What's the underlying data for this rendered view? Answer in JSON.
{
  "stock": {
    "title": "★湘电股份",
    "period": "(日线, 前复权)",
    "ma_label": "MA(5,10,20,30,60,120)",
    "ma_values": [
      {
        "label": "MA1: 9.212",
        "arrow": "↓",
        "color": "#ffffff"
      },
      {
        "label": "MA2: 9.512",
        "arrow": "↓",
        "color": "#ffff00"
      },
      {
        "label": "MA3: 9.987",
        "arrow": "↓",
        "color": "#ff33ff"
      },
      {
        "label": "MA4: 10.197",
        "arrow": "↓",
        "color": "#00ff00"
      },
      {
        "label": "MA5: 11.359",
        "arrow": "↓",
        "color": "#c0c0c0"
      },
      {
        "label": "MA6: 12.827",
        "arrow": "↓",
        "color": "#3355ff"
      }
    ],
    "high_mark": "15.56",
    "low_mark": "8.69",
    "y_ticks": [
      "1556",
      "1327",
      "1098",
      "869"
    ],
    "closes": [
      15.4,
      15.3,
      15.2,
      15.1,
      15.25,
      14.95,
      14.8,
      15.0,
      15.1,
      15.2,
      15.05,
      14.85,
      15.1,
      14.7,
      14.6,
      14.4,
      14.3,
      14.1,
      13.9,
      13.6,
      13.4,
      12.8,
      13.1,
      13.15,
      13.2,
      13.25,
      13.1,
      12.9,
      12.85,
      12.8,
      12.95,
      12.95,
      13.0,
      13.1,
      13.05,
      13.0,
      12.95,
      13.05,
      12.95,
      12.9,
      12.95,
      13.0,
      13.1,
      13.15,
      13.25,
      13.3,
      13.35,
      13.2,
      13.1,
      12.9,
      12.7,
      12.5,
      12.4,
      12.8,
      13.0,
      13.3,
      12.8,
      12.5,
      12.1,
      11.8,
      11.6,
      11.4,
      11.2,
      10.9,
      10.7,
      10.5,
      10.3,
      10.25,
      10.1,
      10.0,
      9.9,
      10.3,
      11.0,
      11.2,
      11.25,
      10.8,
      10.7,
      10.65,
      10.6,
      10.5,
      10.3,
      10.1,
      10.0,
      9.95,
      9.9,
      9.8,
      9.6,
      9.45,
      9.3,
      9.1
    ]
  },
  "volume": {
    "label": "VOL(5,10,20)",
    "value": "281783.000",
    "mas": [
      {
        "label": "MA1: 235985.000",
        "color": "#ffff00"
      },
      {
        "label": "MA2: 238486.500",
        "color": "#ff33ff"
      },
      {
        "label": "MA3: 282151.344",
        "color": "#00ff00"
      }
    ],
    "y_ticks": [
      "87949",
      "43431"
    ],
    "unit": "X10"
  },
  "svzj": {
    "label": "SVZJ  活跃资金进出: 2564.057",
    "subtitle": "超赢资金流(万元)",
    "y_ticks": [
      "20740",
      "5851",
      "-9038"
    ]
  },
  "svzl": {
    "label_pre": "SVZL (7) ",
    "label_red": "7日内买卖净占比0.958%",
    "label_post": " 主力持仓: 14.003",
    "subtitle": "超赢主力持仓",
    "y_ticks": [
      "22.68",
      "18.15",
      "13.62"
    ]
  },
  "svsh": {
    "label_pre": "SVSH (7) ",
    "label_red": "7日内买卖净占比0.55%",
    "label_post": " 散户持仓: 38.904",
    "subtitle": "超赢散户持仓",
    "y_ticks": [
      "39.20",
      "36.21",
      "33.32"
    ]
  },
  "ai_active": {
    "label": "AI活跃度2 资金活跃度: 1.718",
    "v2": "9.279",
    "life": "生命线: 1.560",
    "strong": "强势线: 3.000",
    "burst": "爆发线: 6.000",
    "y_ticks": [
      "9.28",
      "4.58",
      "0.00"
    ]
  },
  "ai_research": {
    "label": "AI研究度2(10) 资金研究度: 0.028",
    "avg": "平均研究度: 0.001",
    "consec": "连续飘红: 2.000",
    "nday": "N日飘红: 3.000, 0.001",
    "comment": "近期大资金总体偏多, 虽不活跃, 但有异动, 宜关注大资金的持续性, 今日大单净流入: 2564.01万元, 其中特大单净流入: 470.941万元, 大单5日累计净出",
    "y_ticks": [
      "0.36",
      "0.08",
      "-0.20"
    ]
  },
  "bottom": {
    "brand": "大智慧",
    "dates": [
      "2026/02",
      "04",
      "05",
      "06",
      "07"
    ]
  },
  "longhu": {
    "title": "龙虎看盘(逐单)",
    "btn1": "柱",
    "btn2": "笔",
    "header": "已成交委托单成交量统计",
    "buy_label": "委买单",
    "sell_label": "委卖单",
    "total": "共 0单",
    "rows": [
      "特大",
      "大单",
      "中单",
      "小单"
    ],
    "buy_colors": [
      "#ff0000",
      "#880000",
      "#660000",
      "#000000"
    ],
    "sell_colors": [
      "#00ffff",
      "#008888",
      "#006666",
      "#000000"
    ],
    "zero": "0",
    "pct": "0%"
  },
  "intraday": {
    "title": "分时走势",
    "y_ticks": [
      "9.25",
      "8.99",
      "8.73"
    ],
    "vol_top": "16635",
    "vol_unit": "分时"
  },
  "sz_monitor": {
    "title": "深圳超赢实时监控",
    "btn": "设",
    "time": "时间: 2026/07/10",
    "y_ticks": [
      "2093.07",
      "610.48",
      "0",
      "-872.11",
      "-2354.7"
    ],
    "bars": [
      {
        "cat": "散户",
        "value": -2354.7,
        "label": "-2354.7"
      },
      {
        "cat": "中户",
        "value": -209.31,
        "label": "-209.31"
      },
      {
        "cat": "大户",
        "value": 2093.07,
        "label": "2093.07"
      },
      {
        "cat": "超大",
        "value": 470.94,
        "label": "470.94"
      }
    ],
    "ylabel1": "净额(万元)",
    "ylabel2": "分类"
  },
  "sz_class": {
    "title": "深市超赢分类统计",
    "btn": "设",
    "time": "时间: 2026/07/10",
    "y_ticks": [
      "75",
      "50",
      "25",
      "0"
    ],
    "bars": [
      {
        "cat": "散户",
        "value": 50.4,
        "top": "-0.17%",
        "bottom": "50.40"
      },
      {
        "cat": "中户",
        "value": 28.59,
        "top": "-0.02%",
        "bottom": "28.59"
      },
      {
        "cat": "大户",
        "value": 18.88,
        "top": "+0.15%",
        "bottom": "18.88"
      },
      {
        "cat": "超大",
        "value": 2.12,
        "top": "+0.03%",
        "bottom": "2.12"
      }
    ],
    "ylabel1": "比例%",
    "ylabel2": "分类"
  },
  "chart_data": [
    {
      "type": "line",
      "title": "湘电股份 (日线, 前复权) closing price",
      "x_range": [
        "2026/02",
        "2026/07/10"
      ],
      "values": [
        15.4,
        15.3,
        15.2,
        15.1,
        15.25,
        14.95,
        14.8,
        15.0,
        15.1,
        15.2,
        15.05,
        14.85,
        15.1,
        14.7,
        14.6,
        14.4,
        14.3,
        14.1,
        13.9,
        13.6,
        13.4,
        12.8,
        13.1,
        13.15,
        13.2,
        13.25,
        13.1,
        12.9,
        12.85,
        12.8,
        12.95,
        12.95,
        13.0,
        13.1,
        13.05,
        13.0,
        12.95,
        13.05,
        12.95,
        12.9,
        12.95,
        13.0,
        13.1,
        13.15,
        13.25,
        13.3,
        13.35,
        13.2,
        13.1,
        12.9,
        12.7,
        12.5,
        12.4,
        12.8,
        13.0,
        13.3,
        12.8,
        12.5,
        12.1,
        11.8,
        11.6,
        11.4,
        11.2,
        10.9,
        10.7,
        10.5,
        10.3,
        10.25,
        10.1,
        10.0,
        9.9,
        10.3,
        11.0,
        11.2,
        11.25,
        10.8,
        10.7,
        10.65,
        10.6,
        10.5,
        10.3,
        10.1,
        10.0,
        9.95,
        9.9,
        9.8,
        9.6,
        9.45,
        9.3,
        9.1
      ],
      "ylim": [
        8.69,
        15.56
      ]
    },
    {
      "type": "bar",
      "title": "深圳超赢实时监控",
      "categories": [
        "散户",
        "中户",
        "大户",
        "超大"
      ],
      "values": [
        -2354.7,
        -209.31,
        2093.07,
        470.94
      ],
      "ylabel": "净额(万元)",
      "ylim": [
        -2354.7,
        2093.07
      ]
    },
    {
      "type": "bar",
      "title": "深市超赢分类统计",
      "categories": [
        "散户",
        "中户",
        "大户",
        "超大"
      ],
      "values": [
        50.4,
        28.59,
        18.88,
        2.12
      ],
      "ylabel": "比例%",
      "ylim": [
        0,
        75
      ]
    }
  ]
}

▸ What to produce
Copy each line from the records above that includes the string "湘电股份".

▸ Written solution
    "title": "★湘电股份",
      "title": "湘电股份 (日线, 前复权) closing price",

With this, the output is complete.